(Material to process):

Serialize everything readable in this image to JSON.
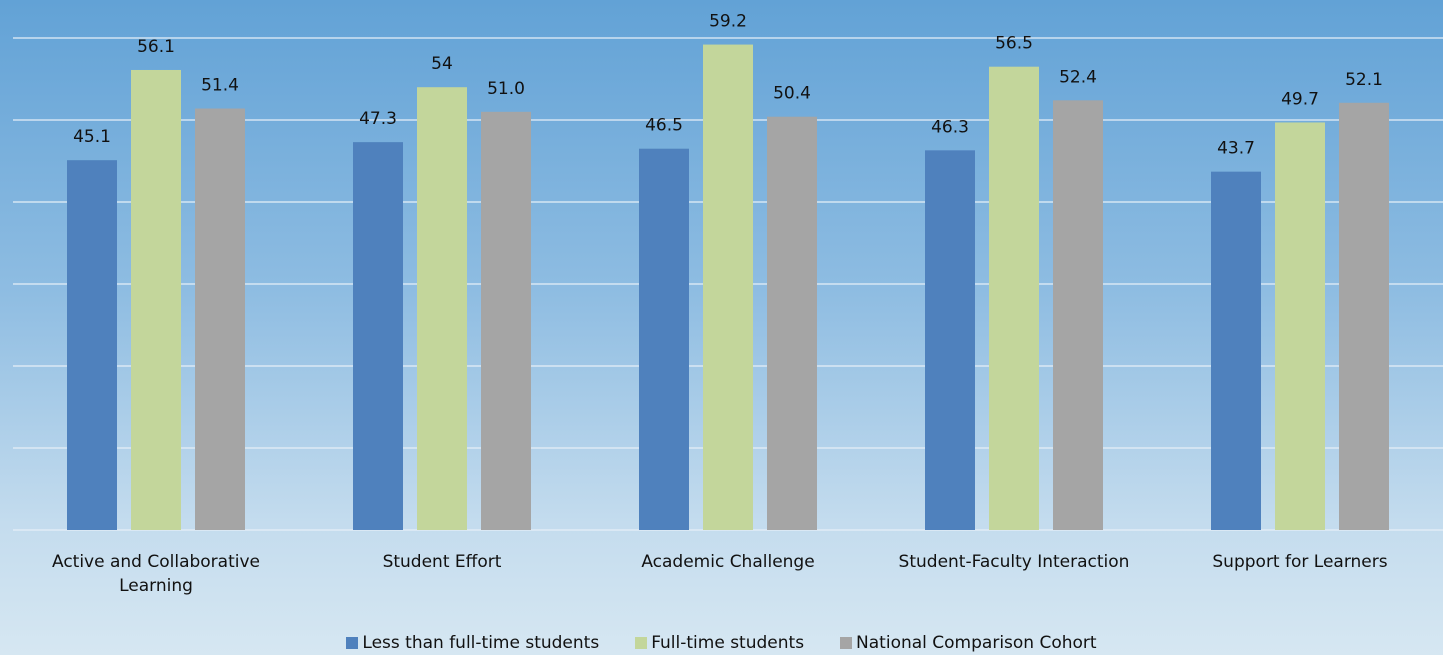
{
  "chart_data": {
    "type": "bar",
    "categories": [
      "Active and Collaborative Learning",
      "Student Effort",
      "Academic Challenge",
      "Student-Faculty Interaction",
      "Support for Learners"
    ],
    "series": [
      {
        "name": "Less than full-time students",
        "color": "#4f81bd",
        "values": [
          45.1,
          47.3,
          46.5,
          46.3,
          43.7
        ]
      },
      {
        "name": "Full-time students",
        "color": "#c3d69b",
        "values": [
          56.1,
          54,
          59.2,
          56.5,
          49.7
        ]
      },
      {
        "name": "National Comparison Cohort",
        "color": "#a5a5a5",
        "values": [
          51.4,
          51.0,
          50.4,
          52.4,
          52.1
        ],
        "value_labels": [
          "51.4",
          "51.0",
          "50.4",
          "52.4",
          "52.1"
        ]
      }
    ],
    "ylim": [
      0,
      60
    ],
    "yticks": [
      0,
      10,
      20,
      30,
      40,
      50,
      60
    ],
    "grid": true,
    "legend": "bottom"
  }
}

(Directive): Ignore the images and quote every line of the listing exactly.

(Task result):
Serialize everything readable in this image to JSON.
{
  "chart_data": {
    "type": "bar",
    "categories": [
      "Active and Collaborative Learning",
      "Student Effort",
      "Academic Challenge",
      "Student-Faculty Interaction",
      "Support for Learners"
    ],
    "series": [
      {
        "name": "Less than full-time students",
        "color": "#4f81bd",
        "values": [
          45.1,
          47.3,
          46.5,
          46.3,
          43.7
        ]
      },
      {
        "name": "Full-time students",
        "color": "#c3d69b",
        "values": [
          56.1,
          54,
          59.2,
          56.5,
          49.7
        ]
      },
      {
        "name": "National Comparison Cohort",
        "color": "#a5a5a5",
        "values": [
          51.4,
          51.0,
          50.4,
          52.4,
          52.1
        ],
        "value_labels": [
          "51.4",
          "51.0",
          "50.4",
          "52.4",
          "52.1"
        ]
      }
    ],
    "ylim": [
      0,
      60
    ],
    "yticks": [
      0,
      10,
      20,
      30,
      40,
      50,
      60
    ],
    "grid": true,
    "legend": "bottom"
  }
}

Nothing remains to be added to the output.